WHAT YOU NEED TO DO: Under this task are some entries; return every one of them exactly.

[Data entries]
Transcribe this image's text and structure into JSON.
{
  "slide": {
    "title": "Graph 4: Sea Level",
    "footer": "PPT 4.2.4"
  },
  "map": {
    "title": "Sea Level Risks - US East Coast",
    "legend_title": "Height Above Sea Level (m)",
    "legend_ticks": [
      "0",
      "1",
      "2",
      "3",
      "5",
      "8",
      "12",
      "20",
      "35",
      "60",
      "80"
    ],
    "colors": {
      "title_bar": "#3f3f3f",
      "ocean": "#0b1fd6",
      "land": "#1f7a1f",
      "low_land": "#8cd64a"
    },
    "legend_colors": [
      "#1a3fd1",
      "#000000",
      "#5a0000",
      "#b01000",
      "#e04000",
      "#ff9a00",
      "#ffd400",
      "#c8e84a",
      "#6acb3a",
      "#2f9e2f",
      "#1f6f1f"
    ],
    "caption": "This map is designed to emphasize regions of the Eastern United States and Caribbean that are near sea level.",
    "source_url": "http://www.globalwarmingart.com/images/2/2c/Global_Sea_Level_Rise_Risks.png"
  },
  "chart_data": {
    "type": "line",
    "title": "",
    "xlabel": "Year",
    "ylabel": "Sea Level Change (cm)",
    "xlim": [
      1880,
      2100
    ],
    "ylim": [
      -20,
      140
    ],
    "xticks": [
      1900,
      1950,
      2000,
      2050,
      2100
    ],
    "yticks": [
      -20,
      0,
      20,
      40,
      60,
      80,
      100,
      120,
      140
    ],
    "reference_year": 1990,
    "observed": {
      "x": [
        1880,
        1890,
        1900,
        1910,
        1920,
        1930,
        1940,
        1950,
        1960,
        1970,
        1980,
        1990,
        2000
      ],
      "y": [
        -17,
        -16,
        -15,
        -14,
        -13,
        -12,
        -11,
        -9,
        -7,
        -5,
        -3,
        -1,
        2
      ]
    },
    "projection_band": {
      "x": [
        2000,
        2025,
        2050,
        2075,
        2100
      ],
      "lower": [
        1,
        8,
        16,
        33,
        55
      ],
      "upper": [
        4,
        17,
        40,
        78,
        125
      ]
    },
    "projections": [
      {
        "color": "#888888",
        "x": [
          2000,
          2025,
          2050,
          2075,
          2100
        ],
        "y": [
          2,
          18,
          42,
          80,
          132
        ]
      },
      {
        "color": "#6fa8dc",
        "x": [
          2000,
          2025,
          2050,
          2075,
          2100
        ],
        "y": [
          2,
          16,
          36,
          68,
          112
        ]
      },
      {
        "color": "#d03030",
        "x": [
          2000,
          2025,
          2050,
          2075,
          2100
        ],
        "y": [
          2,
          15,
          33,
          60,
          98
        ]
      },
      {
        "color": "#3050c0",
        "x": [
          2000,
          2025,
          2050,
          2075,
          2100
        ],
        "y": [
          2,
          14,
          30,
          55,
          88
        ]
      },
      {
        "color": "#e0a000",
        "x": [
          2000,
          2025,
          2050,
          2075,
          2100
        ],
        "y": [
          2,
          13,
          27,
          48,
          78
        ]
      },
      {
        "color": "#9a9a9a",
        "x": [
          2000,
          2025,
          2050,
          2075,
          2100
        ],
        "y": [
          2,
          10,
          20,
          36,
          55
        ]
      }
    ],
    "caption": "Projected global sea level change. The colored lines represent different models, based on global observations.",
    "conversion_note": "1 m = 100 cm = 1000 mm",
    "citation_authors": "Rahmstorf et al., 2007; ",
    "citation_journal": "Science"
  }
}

EXERCISE RESPONSE:
Transcribe this image's text and structure into JSON.
{
  "slide": {
    "title": "Graph 4: Sea Level",
    "footer": "PPT 4.2.4"
  },
  "map": {
    "title": "Sea Level Risks - US East Coast",
    "legend_title": "Height Above Sea Level (m)",
    "legend_ticks": [
      "0",
      "1",
      "2",
      "3",
      "5",
      "8",
      "12",
      "20",
      "35",
      "60",
      "80"
    ],
    "colors": {
      "title_bar": "#3f3f3f",
      "ocean": "#0b1fd6",
      "land": "#1f7a1f",
      "low_land": "#8cd64a"
    },
    "legend_colors": [
      "#1a3fd1",
      "#000000",
      "#5a0000",
      "#b01000",
      "#e04000",
      "#ff9a00",
      "#ffd400",
      "#c8e84a",
      "#6acb3a",
      "#2f9e2f",
      "#1f6f1f"
    ],
    "caption": "This map is designed to emphasize regions of the Eastern United States and Caribbean that are near sea level.",
    "source_url": "http://www.globalwarmingart.com/images/2/2c/Global_Sea_Level_Rise_Risks.png"
  },
  "chart_data": {
    "type": "line",
    "title": "",
    "xlabel": "Year",
    "ylabel": "Sea Level Change (cm)",
    "xlim": [
      1880,
      2100
    ],
    "ylim": [
      -20,
      140
    ],
    "xticks": [
      1900,
      1950,
      2000,
      2050,
      2100
    ],
    "yticks": [
      -20,
      0,
      20,
      40,
      60,
      80,
      100,
      120,
      140
    ],
    "reference_year": 1990,
    "observed": {
      "x": [
        1880,
        1890,
        1900,
        1910,
        1920,
        1930,
        1940,
        1950,
        1960,
        1970,
        1980,
        1990,
        2000
      ],
      "y": [
        -17,
        -16,
        -15,
        -14,
        -13,
        -12,
        -11,
        -9,
        -7,
        -5,
        -3,
        -1,
        2
      ]
    },
    "projection_band": {
      "x": [
        2000,
        2025,
        2050,
        2075,
        2100
      ],
      "lower": [
        1,
        8,
        16,
        33,
        55
      ],
      "upper": [
        4,
        17,
        40,
        78,
        125
      ]
    },
    "projections": [
      {
        "color": "#888888",
        "x": [
          2000,
          2025,
          2050,
          2075,
          2100
        ],
        "y": [
          2,
          18,
          42,
          80,
          132
        ]
      },
      {
        "color": "#6fa8dc",
        "x": [
          2000,
          2025,
          2050,
          2075,
          2100
        ],
        "y": [
          2,
          16,
          36,
          68,
          112
        ]
      },
      {
        "color": "#d03030",
        "x": [
          2000,
          2025,
          2050,
          2075,
          2100
        ],
        "y": [
          2,
          15,
          33,
          60,
          98
        ]
      },
      {
        "color": "#3050c0",
        "x": [
          2000,
          2025,
          2050,
          2075,
          2100
        ],
        "y": [
          2,
          14,
          30,
          55,
          88
        ]
      },
      {
        "color": "#e0a000",
        "x": [
          2000,
          2025,
          2050,
          2075,
          2100
        ],
        "y": [
          2,
          13,
          27,
          48,
          78
        ]
      },
      {
        "color": "#9a9a9a",
        "x": [
          2000,
          2025,
          2050,
          2075,
          2100
        ],
        "y": [
          2,
          10,
          20,
          36,
          55
        ]
      }
    ],
    "caption": "Projected global sea level change. The colored lines represent different models, based on global observations.",
    "conversion_note": "1 m = 100 cm = 1000 mm",
    "citation_authors": "Rahmstorf et al., 2007; ",
    "citation_journal": "Science"
  }
}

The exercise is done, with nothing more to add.